List each line in which the string "кварцита" appears.
════════════════════
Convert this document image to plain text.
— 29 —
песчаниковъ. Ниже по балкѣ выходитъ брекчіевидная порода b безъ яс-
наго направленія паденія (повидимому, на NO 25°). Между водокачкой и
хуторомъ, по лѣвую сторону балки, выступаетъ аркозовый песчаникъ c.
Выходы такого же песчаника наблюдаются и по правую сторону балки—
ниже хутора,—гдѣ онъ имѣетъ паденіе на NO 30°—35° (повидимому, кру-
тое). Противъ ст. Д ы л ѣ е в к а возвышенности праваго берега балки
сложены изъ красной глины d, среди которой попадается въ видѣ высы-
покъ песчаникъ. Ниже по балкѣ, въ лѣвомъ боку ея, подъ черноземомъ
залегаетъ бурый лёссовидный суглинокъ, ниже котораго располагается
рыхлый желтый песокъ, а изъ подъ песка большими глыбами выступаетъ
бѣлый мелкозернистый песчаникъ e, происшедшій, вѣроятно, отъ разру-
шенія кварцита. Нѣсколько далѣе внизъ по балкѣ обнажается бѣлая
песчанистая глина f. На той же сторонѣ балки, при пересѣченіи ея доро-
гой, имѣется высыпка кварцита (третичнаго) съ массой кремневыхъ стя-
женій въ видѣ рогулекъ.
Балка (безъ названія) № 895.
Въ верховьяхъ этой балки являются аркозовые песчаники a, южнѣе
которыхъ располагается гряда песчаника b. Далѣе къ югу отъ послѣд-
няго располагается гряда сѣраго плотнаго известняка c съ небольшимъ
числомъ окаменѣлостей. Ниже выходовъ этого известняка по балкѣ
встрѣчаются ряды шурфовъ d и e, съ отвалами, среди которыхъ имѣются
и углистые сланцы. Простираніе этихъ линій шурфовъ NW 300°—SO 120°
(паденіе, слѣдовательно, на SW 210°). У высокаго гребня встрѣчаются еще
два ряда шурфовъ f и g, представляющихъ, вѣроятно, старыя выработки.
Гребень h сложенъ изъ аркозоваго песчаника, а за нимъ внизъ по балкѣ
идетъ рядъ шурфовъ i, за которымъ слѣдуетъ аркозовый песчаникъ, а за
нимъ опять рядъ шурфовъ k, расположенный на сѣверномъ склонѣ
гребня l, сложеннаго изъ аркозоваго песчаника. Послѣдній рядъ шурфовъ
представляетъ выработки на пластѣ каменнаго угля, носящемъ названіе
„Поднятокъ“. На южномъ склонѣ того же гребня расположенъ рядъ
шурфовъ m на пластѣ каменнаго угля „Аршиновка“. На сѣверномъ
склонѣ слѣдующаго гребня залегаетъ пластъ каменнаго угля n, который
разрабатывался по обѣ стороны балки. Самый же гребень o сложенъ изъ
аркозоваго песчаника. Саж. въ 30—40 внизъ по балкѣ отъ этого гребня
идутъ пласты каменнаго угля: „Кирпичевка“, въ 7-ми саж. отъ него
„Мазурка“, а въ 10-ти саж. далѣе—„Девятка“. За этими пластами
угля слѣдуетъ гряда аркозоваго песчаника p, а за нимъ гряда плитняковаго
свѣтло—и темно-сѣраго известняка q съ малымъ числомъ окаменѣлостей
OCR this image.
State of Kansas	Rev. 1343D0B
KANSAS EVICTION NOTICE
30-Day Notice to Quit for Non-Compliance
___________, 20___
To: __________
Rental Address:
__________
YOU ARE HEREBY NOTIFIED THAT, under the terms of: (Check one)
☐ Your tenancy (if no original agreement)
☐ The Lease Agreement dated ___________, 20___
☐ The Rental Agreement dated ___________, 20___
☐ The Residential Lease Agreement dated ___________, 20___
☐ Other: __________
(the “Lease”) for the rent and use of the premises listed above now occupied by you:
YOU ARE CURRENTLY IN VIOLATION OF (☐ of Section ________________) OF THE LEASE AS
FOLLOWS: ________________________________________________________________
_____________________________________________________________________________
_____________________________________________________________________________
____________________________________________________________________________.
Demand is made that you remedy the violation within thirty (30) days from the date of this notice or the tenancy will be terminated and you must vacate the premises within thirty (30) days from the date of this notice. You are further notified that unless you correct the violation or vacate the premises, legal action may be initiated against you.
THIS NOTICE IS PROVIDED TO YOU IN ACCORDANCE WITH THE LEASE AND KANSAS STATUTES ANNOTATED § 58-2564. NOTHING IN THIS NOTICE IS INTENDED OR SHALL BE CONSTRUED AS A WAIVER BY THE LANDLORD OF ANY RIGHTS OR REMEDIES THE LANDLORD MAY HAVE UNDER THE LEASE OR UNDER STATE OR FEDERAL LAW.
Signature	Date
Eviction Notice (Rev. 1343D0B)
════════════════════
• _Right answer_
шенія кварцита. Нѣсколько далѣе внизъ по балкѣ обнажается бѣлая
гой, имѣется высыпка кварцита (третичнаго) съ массой кремневыхъ стя-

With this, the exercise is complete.